╭─ Dataset entries
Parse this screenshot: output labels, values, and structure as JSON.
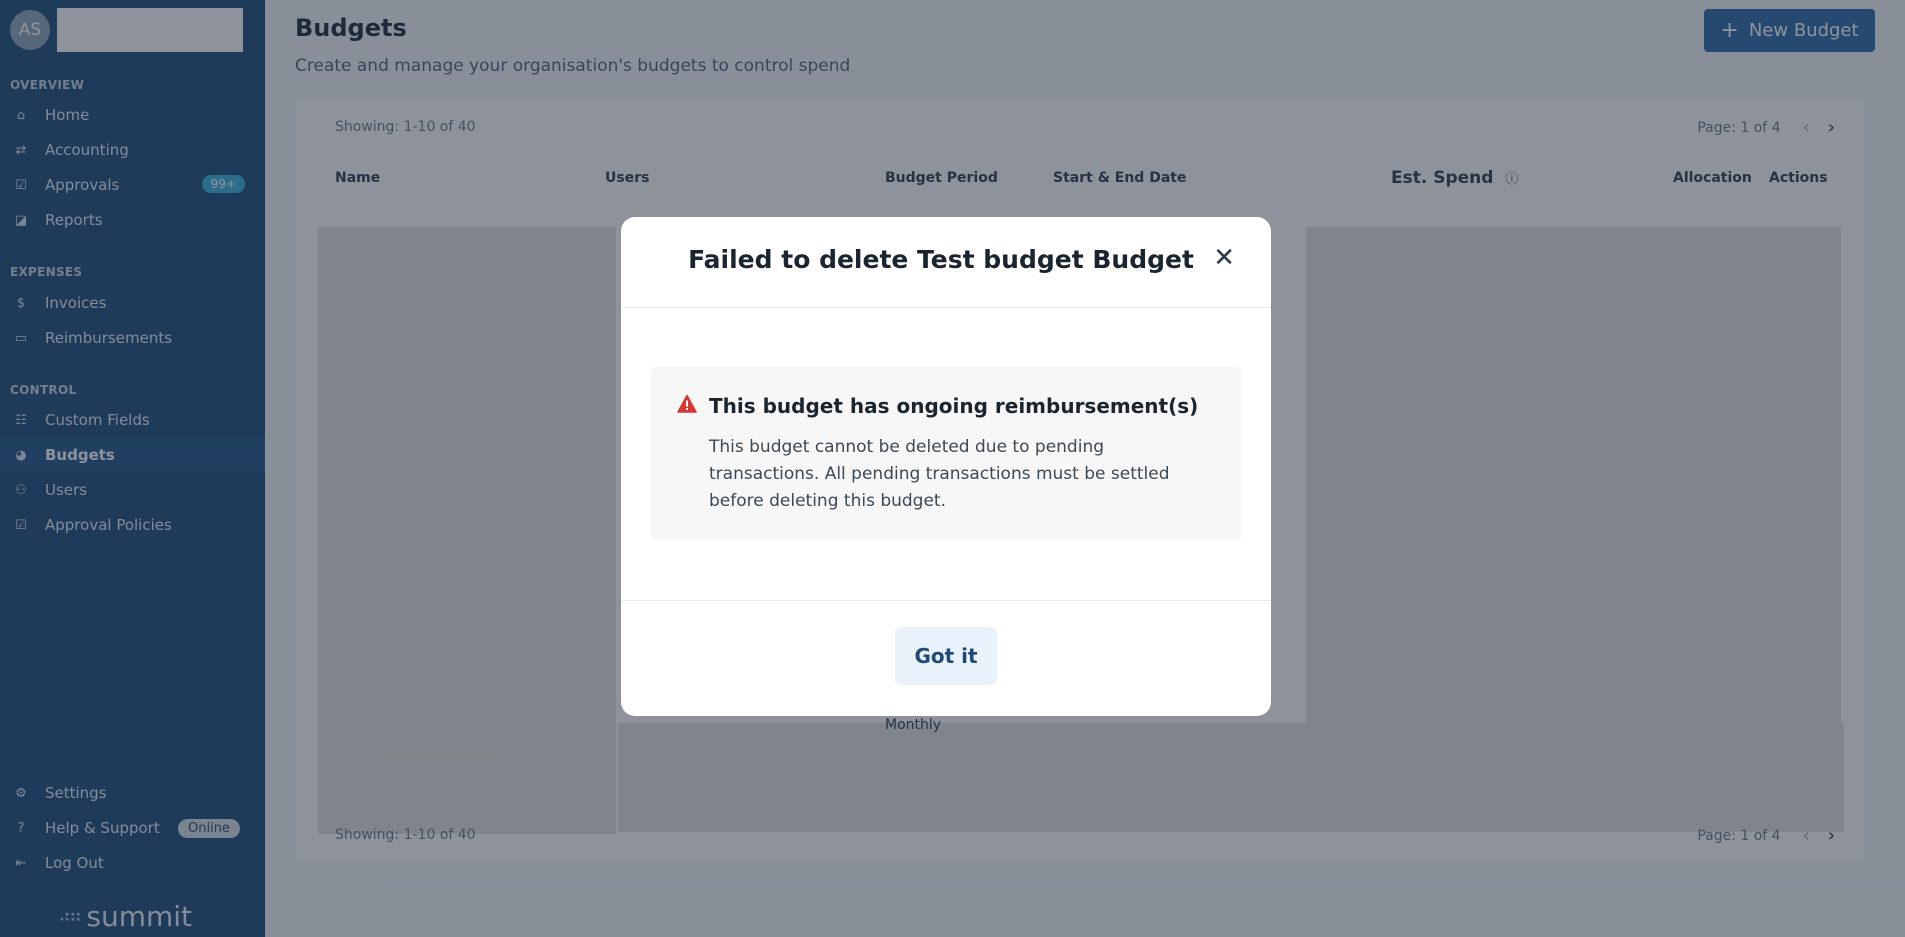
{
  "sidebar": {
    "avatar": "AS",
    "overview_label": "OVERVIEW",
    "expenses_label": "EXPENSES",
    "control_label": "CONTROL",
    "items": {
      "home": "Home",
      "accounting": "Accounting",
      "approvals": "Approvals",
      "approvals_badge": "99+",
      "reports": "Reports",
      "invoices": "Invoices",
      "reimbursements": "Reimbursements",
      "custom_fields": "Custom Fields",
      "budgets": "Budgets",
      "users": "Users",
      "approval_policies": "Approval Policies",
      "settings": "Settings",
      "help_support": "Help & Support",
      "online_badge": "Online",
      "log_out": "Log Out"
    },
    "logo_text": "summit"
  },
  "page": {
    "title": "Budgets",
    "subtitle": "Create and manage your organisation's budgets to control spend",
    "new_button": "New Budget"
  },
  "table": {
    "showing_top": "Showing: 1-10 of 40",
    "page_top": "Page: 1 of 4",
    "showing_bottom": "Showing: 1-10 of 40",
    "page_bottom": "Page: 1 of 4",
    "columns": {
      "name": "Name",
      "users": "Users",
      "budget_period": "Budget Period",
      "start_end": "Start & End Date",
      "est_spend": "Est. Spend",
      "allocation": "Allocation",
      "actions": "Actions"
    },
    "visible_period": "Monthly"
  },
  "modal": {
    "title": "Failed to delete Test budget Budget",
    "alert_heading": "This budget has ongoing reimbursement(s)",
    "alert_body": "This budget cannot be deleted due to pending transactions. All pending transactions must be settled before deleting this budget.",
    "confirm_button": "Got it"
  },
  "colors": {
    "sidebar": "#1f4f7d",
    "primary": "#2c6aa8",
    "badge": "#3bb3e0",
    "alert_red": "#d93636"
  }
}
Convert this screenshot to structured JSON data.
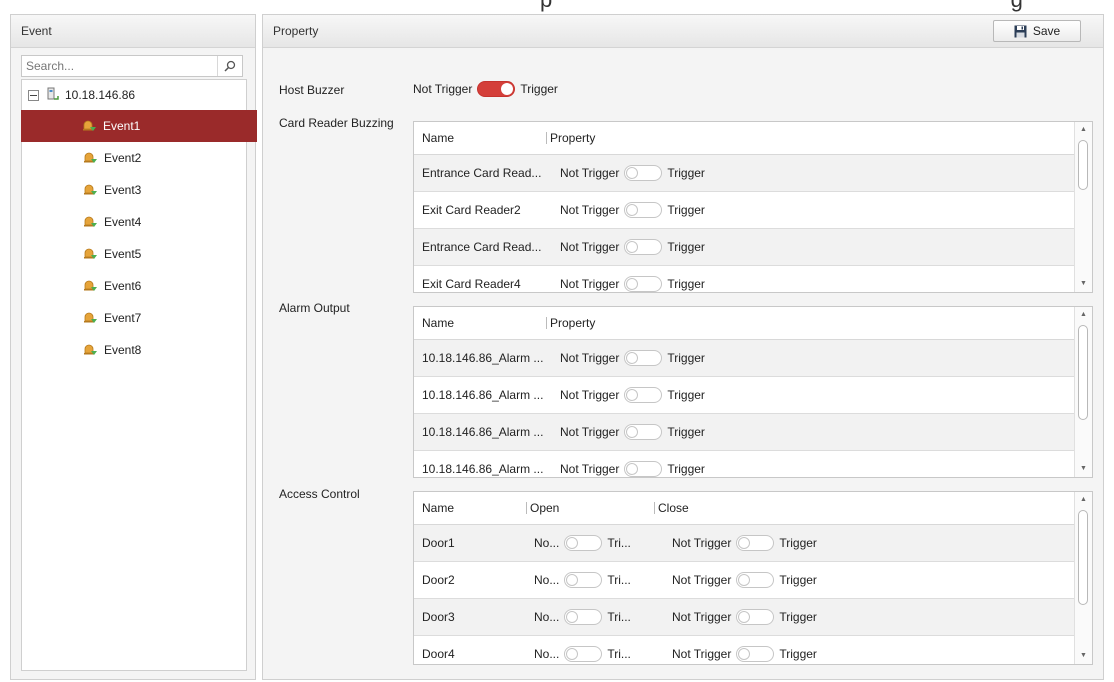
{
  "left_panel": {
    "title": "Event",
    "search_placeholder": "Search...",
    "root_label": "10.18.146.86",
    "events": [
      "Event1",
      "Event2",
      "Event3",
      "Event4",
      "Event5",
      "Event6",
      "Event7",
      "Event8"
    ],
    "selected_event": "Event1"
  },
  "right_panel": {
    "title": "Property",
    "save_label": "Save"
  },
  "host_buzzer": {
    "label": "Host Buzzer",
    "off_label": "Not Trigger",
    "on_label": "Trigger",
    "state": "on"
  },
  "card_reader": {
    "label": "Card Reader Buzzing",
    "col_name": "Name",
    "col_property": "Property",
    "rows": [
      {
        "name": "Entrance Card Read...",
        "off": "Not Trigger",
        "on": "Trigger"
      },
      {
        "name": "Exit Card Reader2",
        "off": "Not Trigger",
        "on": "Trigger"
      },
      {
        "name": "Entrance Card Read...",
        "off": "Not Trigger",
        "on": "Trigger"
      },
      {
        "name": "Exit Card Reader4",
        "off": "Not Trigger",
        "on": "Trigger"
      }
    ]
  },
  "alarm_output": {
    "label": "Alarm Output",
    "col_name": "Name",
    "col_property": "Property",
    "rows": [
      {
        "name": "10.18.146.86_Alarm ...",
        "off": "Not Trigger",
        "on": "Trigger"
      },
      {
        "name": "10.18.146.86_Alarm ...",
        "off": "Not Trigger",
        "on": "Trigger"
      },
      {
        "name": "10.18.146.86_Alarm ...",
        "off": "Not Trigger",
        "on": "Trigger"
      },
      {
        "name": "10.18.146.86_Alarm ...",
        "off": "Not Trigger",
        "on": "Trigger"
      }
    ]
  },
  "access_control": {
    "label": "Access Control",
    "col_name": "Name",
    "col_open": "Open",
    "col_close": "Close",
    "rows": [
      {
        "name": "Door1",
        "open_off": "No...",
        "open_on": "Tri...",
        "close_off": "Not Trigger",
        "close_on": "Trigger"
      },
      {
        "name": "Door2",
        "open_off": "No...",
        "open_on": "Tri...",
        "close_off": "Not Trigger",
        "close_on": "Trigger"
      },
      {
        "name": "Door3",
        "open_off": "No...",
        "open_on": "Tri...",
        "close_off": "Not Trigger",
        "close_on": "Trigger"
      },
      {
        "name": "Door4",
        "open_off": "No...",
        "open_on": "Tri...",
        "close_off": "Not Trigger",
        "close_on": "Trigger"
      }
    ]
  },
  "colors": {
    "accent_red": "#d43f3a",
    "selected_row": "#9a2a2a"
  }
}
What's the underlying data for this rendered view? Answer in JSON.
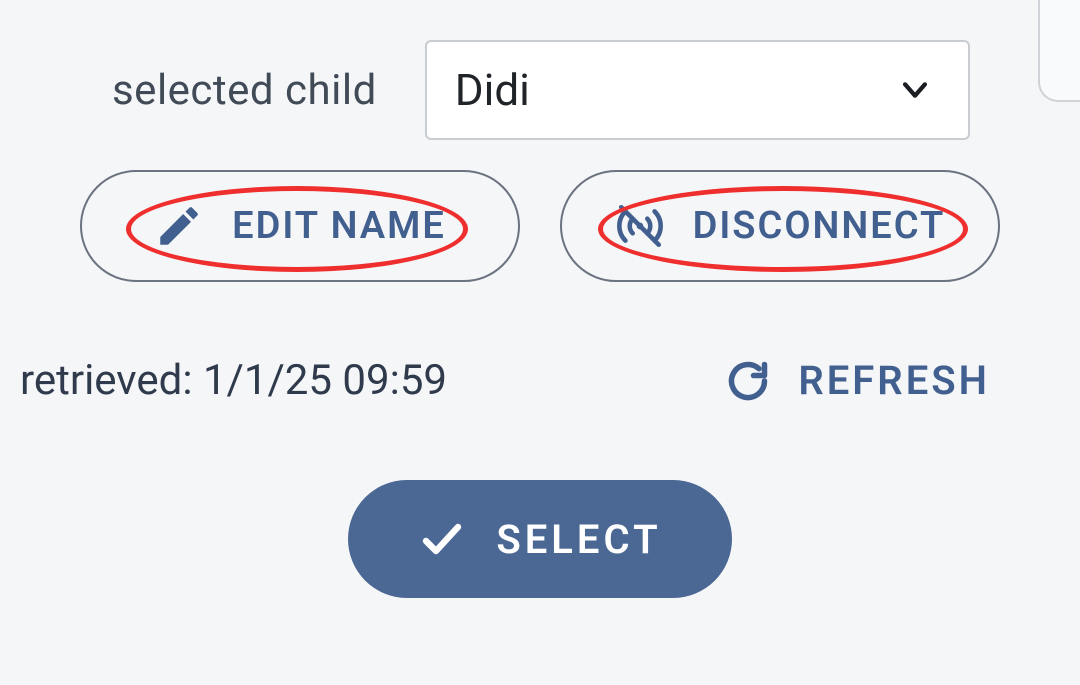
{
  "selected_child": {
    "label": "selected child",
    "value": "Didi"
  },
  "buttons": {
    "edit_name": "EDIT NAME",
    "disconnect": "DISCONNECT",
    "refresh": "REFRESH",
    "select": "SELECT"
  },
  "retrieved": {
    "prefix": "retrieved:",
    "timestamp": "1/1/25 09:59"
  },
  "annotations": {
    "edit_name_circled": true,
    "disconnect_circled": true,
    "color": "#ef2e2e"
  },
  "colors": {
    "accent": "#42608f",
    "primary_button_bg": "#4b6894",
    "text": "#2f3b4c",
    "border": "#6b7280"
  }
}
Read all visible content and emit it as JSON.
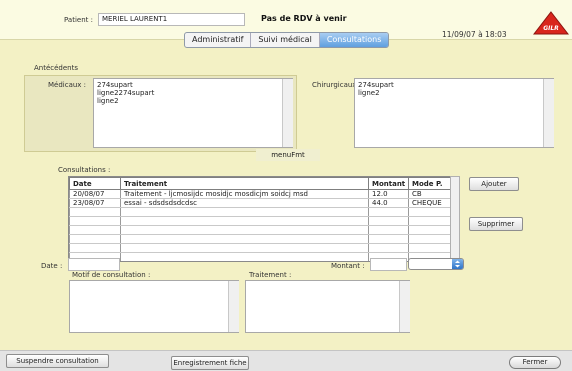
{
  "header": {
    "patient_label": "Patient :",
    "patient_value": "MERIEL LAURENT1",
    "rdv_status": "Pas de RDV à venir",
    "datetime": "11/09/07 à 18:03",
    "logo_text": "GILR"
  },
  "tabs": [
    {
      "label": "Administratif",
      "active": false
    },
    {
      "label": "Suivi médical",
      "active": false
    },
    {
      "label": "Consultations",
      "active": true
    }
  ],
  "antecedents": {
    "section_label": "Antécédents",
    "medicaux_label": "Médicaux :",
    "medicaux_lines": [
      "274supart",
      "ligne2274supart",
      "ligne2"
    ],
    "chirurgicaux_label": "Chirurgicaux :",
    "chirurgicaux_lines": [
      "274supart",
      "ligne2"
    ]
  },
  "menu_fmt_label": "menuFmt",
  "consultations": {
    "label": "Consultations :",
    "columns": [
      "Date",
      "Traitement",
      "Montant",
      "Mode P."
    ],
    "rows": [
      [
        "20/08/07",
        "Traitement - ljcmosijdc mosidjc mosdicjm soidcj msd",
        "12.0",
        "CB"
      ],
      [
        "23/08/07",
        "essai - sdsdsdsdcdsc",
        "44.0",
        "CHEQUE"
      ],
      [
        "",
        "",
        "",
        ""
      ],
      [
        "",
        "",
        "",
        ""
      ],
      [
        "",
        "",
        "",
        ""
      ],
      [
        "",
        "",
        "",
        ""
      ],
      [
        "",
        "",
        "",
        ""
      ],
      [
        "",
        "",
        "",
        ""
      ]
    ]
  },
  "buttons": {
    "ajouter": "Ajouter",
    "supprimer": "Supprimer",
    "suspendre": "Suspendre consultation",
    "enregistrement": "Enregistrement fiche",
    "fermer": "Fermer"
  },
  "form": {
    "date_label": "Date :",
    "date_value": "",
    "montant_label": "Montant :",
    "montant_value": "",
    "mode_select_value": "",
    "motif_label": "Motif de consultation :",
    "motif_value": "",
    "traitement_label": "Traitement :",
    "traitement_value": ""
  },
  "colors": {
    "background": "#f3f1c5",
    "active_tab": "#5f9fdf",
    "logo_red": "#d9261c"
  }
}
╰─
__Task directions__
Quote every line word for word and keep the images out of the copy.

__Solution for this task__
Parse this screenshot: output labels, values, and structure as JSON.
{
  "sidebar": {
    "avatar": "AS",
    "overview_label": "OVERVIEW",
    "expenses_label": "EXPENSES",
    "control_label": "CONTROL",
    "items": {
      "home": "Home",
      "accounting": "Accounting",
      "approvals": "Approvals",
      "approvals_badge": "99+",
      "reports": "Reports",
      "invoices": "Invoices",
      "reimbursements": "Reimbursements",
      "custom_fields": "Custom Fields",
      "budgets": "Budgets",
      "users": "Users",
      "approval_policies": "Approval Policies",
      "settings": "Settings",
      "help_support": "Help & Support",
      "online_badge": "Online",
      "log_out": "Log Out"
    },
    "logo_text": "summit"
  },
  "page": {
    "title": "Budgets",
    "subtitle": "Create and manage your organisation's budgets to control spend",
    "new_button": "New Budget"
  },
  "table": {
    "showing_top": "Showing: 1-10 of 40",
    "page_top": "Page: 1 of 4",
    "showing_bottom": "Showing: 1-10 of 40",
    "page_bottom": "Page: 1 of 4",
    "columns": {
      "name": "Name",
      "users": "Users",
      "budget_period": "Budget Period",
      "start_end": "Start & End Date",
      "est_spend": "Est. Spend",
      "allocation": "Allocation",
      "actions": "Actions"
    },
    "visible_period": "Monthly"
  },
  "modal": {
    "title": "Failed to delete Test budget Budget",
    "alert_heading": "This budget has ongoing reimbursement(s)",
    "alert_body": "This budget cannot be deleted due to pending transactions. All pending transactions must be settled before deleting this budget.",
    "confirm_button": "Got it"
  },
  "colors": {
    "sidebar": "#1f4f7d",
    "primary": "#2c6aa8",
    "badge": "#3bb3e0",
    "alert_red": "#d93636"
  }
}
Convert this screenshot to structured JSON data.
{
  "left_panel": {
    "title": "Event",
    "search_placeholder": "Search...",
    "root_label": "10.18.146.86",
    "events": [
      "Event1",
      "Event2",
      "Event3",
      "Event4",
      "Event5",
      "Event6",
      "Event7",
      "Event8"
    ],
    "selected_event": "Event1"
  },
  "right_panel": {
    "title": "Property",
    "save_label": "Save"
  },
  "host_buzzer": {
    "label": "Host Buzzer",
    "off_label": "Not Trigger",
    "on_label": "Trigger",
    "state": "on"
  },
  "card_reader": {
    "label": "Card Reader Buzzing",
    "col_name": "Name",
    "col_property": "Property",
    "rows": [
      {
        "name": "Entrance Card Read...",
        "off": "Not Trigger",
        "on": "Trigger"
      },
      {
        "name": "Exit Card Reader2",
        "off": "Not Trigger",
        "on": "Trigger"
      },
      {
        "name": "Entrance Card Read...",
        "off": "Not Trigger",
        "on": "Trigger"
      },
      {
        "name": "Exit Card Reader4",
        "off": "Not Trigger",
        "on": "Trigger"
      }
    ]
  },
  "alarm_output": {
    "label": "Alarm Output",
    "col_name": "Name",
    "col_property": "Property",
    "rows": [
      {
        "name": "10.18.146.86_Alarm ...",
        "off": "Not Trigger",
        "on": "Trigger"
      },
      {
        "name": "10.18.146.86_Alarm ...",
        "off": "Not Trigger",
        "on": "Trigger"
      },
      {
        "name": "10.18.146.86_Alarm ...",
        "off": "Not Trigger",
        "on": "Trigger"
      },
      {
        "name": "10.18.146.86_Alarm ...",
        "off": "Not Trigger",
        "on": "Trigger"
      }
    ]
  },
  "access_control": {
    "label": "Access Control",
    "col_name": "Name",
    "col_open": "Open",
    "col_close": "Close",
    "rows": [
      {
        "name": "Door1",
        "open_off": "No...",
        "open_on": "Tri...",
        "close_off": "Not Trigger",
        "close_on": "Trigger"
      },
      {
        "name": "Door2",
        "open_off": "No...",
        "open_on": "Tri...",
        "close_off": "Not Trigger",
        "close_on": "Trigger"
      },
      {
        "name": "Door3",
        "open_off": "No...",
        "open_on": "Tri...",
        "close_off": "Not Trigger",
        "close_on": "Trigger"
      },
      {
        "name": "Door4",
        "open_off": "No...",
        "open_on": "Tri...",
        "close_off": "Not Trigger",
        "close_on": "Trigger"
      }
    ]
  },
  "colors": {
    "accent_red": "#d43f3a",
    "selected_row": "#9a2a2a"
  }
}
What's the underlying data for this rendered view? Answer in JSON.
{
  "selected_child": {
    "label": "selected child",
    "value": "Didi"
  },
  "buttons": {
    "edit_name": "EDIT NAME",
    "disconnect": "DISCONNECT",
    "refresh": "REFRESH",
    "select": "SELECT"
  },
  "retrieved": {
    "prefix": "retrieved:",
    "timestamp": "1/1/25 09:59"
  },
  "annotations": {
    "edit_name_circled": true,
    "disconnect_circled": true,
    "color": "#ef2e2e"
  },
  "colors": {
    "accent": "#42608f",
    "primary_button_bg": "#4b6894",
    "text": "#2f3b4c",
    "border": "#6b7280"
  }
}
Read all visible content and emit it as JSON.
{
  "header": {
    "patient_label": "Patient :",
    "patient_value": "MERIEL LAURENT1",
    "rdv_status": "Pas de RDV à venir",
    "datetime": "11/09/07 à 18:03",
    "logo_text": "GILR"
  },
  "tabs": [
    {
      "label": "Administratif",
      "active": false
    },
    {
      "label": "Suivi médical",
      "active": false
    },
    {
      "label": "Consultations",
      "active": true
    }
  ],
  "antecedents": {
    "section_label": "Antécédents",
    "medicaux_label": "Médicaux :",
    "medicaux_lines": [
      "274supart",
      "ligne2274supart",
      "ligne2"
    ],
    "chirurgicaux_label": "Chirurgicaux :",
    "chirurgicaux_lines": [
      "274supart",
      "ligne2"
    ]
  },
  "menu_fmt_label": "menuFmt",
  "consultations": {
    "label": "Consultations :",
    "columns": [
      "Date",
      "Traitement",
      "Montant",
      "Mode P."
    ],
    "rows": [
      [
        "20/08/07",
        "Traitement - ljcmosijdc mosidjc mosdicjm soidcj msd",
        "12.0",
        "CB"
      ],
      [
        "23/08/07",
        "essai - sdsdsdsdcdsc",
        "44.0",
        "CHEQUE"
      ],
      [
        "",
        "",
        "",
        ""
      ],
      [
        "",
        "",
        "",
        ""
      ],
      [
        "",
        "",
        "",
        ""
      ],
      [
        "",
        "",
        "",
        ""
      ],
      [
        "",
        "",
        "",
        ""
      ],
      [
        "",
        "",
        "",
        ""
      ]
    ]
  },
  "buttons": {
    "ajouter": "Ajouter",
    "supprimer": "Supprimer",
    "suspendre": "Suspendre consultation",
    "enregistrement": "Enregistrement fiche",
    "fermer": "Fermer"
  },
  "form": {
    "date_label": "Date :",
    "date_value": "",
    "montant_label": "Montant :",
    "montant_value": "",
    "mode_select_value": "",
    "motif_label": "Motif de consultation :",
    "motif_value": "",
    "traitement_label": "Traitement :",
    "traitement_value": ""
  },
  "colors": {
    "background": "#f3f1c5",
    "active_tab": "#5f9fdf",
    "logo_red": "#d9261c"
  }
}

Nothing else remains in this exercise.